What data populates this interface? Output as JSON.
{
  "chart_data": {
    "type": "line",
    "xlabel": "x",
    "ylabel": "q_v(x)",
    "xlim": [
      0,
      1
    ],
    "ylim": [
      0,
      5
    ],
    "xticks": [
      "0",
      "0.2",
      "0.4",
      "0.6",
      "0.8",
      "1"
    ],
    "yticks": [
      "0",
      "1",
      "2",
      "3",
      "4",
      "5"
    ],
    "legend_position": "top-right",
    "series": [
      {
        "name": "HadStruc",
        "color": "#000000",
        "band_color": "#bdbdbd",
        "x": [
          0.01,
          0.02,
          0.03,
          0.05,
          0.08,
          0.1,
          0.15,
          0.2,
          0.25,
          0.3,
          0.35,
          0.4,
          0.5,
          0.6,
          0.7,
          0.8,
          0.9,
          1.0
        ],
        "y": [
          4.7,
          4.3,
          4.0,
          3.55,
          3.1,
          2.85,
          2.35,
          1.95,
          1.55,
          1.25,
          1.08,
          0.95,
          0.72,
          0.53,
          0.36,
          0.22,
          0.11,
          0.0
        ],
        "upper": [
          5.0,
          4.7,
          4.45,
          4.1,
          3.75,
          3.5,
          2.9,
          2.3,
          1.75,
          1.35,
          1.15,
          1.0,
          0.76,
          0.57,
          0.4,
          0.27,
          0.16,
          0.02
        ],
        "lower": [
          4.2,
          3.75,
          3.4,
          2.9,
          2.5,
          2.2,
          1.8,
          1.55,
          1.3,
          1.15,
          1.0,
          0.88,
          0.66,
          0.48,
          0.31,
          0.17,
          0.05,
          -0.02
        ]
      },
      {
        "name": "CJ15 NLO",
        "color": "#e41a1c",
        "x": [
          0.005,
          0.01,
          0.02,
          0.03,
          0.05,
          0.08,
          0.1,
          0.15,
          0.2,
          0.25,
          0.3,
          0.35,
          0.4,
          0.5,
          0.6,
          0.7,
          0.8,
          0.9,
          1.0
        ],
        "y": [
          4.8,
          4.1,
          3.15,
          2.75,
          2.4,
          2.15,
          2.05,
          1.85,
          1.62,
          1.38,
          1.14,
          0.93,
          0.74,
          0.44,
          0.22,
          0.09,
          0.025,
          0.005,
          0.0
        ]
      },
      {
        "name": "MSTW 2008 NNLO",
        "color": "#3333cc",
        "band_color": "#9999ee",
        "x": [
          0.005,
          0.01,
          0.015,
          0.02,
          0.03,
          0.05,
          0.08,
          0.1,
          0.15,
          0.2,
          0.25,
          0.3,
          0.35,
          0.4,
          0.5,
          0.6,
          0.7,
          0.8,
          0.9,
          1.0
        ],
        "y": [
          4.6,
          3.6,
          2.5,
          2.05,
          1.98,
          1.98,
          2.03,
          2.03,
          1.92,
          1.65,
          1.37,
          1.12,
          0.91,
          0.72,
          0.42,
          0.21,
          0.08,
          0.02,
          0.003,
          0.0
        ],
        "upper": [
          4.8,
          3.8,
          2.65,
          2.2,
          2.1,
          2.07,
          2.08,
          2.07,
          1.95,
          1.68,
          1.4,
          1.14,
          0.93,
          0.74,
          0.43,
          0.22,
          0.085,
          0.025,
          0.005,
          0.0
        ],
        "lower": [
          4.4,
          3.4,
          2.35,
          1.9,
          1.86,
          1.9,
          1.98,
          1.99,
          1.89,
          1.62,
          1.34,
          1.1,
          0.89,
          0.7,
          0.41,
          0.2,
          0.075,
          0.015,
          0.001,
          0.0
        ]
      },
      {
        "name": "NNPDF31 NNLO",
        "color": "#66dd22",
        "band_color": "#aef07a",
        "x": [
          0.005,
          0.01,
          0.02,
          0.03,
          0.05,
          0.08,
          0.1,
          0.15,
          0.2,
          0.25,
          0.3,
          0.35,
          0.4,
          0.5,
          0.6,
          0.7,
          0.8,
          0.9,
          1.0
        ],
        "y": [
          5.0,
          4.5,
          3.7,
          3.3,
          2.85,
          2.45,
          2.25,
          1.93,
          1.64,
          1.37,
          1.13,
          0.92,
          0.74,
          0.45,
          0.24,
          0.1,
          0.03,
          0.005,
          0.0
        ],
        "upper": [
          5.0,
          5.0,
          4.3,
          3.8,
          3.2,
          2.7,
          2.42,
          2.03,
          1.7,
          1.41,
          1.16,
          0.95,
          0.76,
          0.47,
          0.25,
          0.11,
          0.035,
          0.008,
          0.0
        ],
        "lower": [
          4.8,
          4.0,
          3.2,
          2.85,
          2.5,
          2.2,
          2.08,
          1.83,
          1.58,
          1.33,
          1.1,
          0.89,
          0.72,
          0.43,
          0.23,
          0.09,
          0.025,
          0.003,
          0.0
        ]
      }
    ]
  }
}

____________________

Type the whole listing again, unaltered.

What data populates this interface? Output as JSON.
{
  "chart_data": {
    "type": "line",
    "xlabel": "x",
    "ylabel": "q_v(x)",
    "xlim": [
      0,
      1
    ],
    "ylim": [
      0,
      5
    ],
    "xticks": [
      "0",
      "0.2",
      "0.4",
      "0.6",
      "0.8",
      "1"
    ],
    "yticks": [
      "0",
      "1",
      "2",
      "3",
      "4",
      "5"
    ],
    "legend_position": "top-right",
    "series": [
      {
        "name": "HadStruc",
        "color": "#000000",
        "band_color": "#bdbdbd",
        "x": [
          0.01,
          0.02,
          0.03,
          0.05,
          0.08,
          0.1,
          0.15,
          0.2,
          0.25,
          0.3,
          0.35,
          0.4,
          0.5,
          0.6,
          0.7,
          0.8,
          0.9,
          1.0
        ],
        "y": [
          4.7,
          4.3,
          4.0,
          3.55,
          3.1,
          2.85,
          2.35,
          1.95,
          1.55,
          1.25,
          1.08,
          0.95,
          0.72,
          0.53,
          0.36,
          0.22,
          0.11,
          0.0
        ],
        "upper": [
          5.0,
          4.7,
          4.45,
          4.1,
          3.75,
          3.5,
          2.9,
          2.3,
          1.75,
          1.35,
          1.15,
          1.0,
          0.76,
          0.57,
          0.4,
          0.27,
          0.16,
          0.02
        ],
        "lower": [
          4.2,
          3.75,
          3.4,
          2.9,
          2.5,
          2.2,
          1.8,
          1.55,
          1.3,
          1.15,
          1.0,
          0.88,
          0.66,
          0.48,
          0.31,
          0.17,
          0.05,
          -0.02
        ]
      },
      {
        "name": "CJ15 NLO",
        "color": "#e41a1c",
        "x": [
          0.005,
          0.01,
          0.02,
          0.03,
          0.05,
          0.08,
          0.1,
          0.15,
          0.2,
          0.25,
          0.3,
          0.35,
          0.4,
          0.5,
          0.6,
          0.7,
          0.8,
          0.9,
          1.0
        ],
        "y": [
          4.8,
          4.1,
          3.15,
          2.75,
          2.4,
          2.15,
          2.05,
          1.85,
          1.62,
          1.38,
          1.14,
          0.93,
          0.74,
          0.44,
          0.22,
          0.09,
          0.025,
          0.005,
          0.0
        ]
      },
      {
        "name": "MSTW 2008 NNLO",
        "color": "#3333cc",
        "band_color": "#9999ee",
        "x": [
          0.005,
          0.01,
          0.015,
          0.02,
          0.03,
          0.05,
          0.08,
          0.1,
          0.15,
          0.2,
          0.25,
          0.3,
          0.35,
          0.4,
          0.5,
          0.6,
          0.7,
          0.8,
          0.9,
          1.0
        ],
        "y": [
          4.6,
          3.6,
          2.5,
          2.05,
          1.98,
          1.98,
          2.03,
          2.03,
          1.92,
          1.65,
          1.37,
          1.12,
          0.91,
          0.72,
          0.42,
          0.21,
          0.08,
          0.02,
          0.003,
          0.0
        ],
        "upper": [
          4.8,
          3.8,
          2.65,
          2.2,
          2.1,
          2.07,
          2.08,
          2.07,
          1.95,
          1.68,
          1.4,
          1.14,
          0.93,
          0.74,
          0.43,
          0.22,
          0.085,
          0.025,
          0.005,
          0.0
        ],
        "lower": [
          4.4,
          3.4,
          2.35,
          1.9,
          1.86,
          1.9,
          1.98,
          1.99,
          1.89,
          1.62,
          1.34,
          1.1,
          0.89,
          0.7,
          0.41,
          0.2,
          0.075,
          0.015,
          0.001,
          0.0
        ]
      },
      {
        "name": "NNPDF31 NNLO",
        "color": "#66dd22",
        "band_color": "#aef07a",
        "x": [
          0.005,
          0.01,
          0.02,
          0.03,
          0.05,
          0.08,
          0.1,
          0.15,
          0.2,
          0.25,
          0.3,
          0.35,
          0.4,
          0.5,
          0.6,
          0.7,
          0.8,
          0.9,
          1.0
        ],
        "y": [
          5.0,
          4.5,
          3.7,
          3.3,
          2.85,
          2.45,
          2.25,
          1.93,
          1.64,
          1.37,
          1.13,
          0.92,
          0.74,
          0.45,
          0.24,
          0.1,
          0.03,
          0.005,
          0.0
        ],
        "upper": [
          5.0,
          5.0,
          4.3,
          3.8,
          3.2,
          2.7,
          2.42,
          2.03,
          1.7,
          1.41,
          1.16,
          0.95,
          0.76,
          0.47,
          0.25,
          0.11,
          0.035,
          0.008,
          0.0
        ],
        "lower": [
          4.8,
          4.0,
          3.2,
          2.85,
          2.5,
          2.2,
          2.08,
          1.83,
          1.58,
          1.33,
          1.1,
          0.89,
          0.72,
          0.43,
          0.23,
          0.09,
          0.025,
          0.003,
          0.0
        ]
      }
    ]
  }
}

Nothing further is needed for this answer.